Stored dataset items

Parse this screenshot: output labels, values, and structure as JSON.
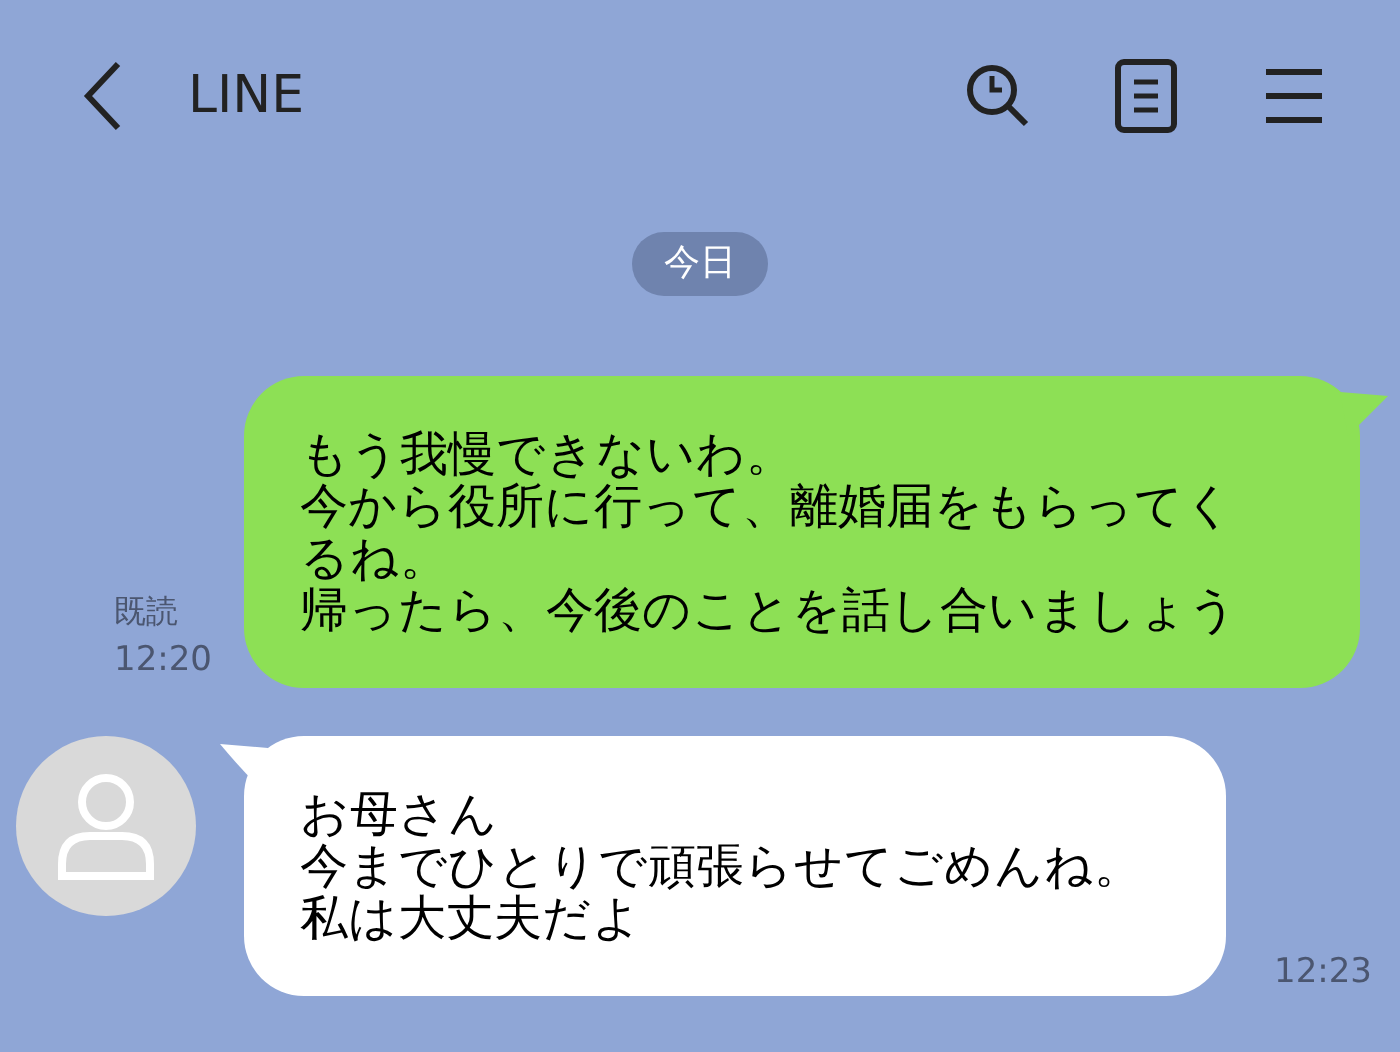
{
  "header": {
    "title": "LINE"
  },
  "date_label": "今日",
  "messages": [
    {
      "kind": "sent",
      "lines": [
        "もう我慢できないわ。",
        "今から役所に行って、離婚届をもらってく",
        "るね。",
        "帰ったら、今後のことを話し合いましょう"
      ],
      "read": "既読",
      "time": "12:20"
    },
    {
      "kind": "received",
      "lines": [
        "お母さん",
        "今までひとりで頑張らせてごめんね。",
        "私は大丈夫だよ"
      ],
      "time": "12:23"
    }
  ]
}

**TASK DETAILS**
Except for the pictures, give all the material above again verbatim.

**SOLUTION TO THE EXERCISE**
Parse this screenshot: output labels, values, and structure as JSON.
{
  "header": {
    "title": "LINE"
  },
  "date_label": "今日",
  "messages": [
    {
      "kind": "sent",
      "lines": [
        "もう我慢できないわ。",
        "今から役所に行って、離婚届をもらってく",
        "るね。",
        "帰ったら、今後のことを話し合いましょう"
      ],
      "read": "既読",
      "time": "12:20"
    },
    {
      "kind": "received",
      "lines": [
        "お母さん",
        "今までひとりで頑張らせてごめんね。",
        "私は大丈夫だよ"
      ],
      "time": "12:23"
    }
  ]
}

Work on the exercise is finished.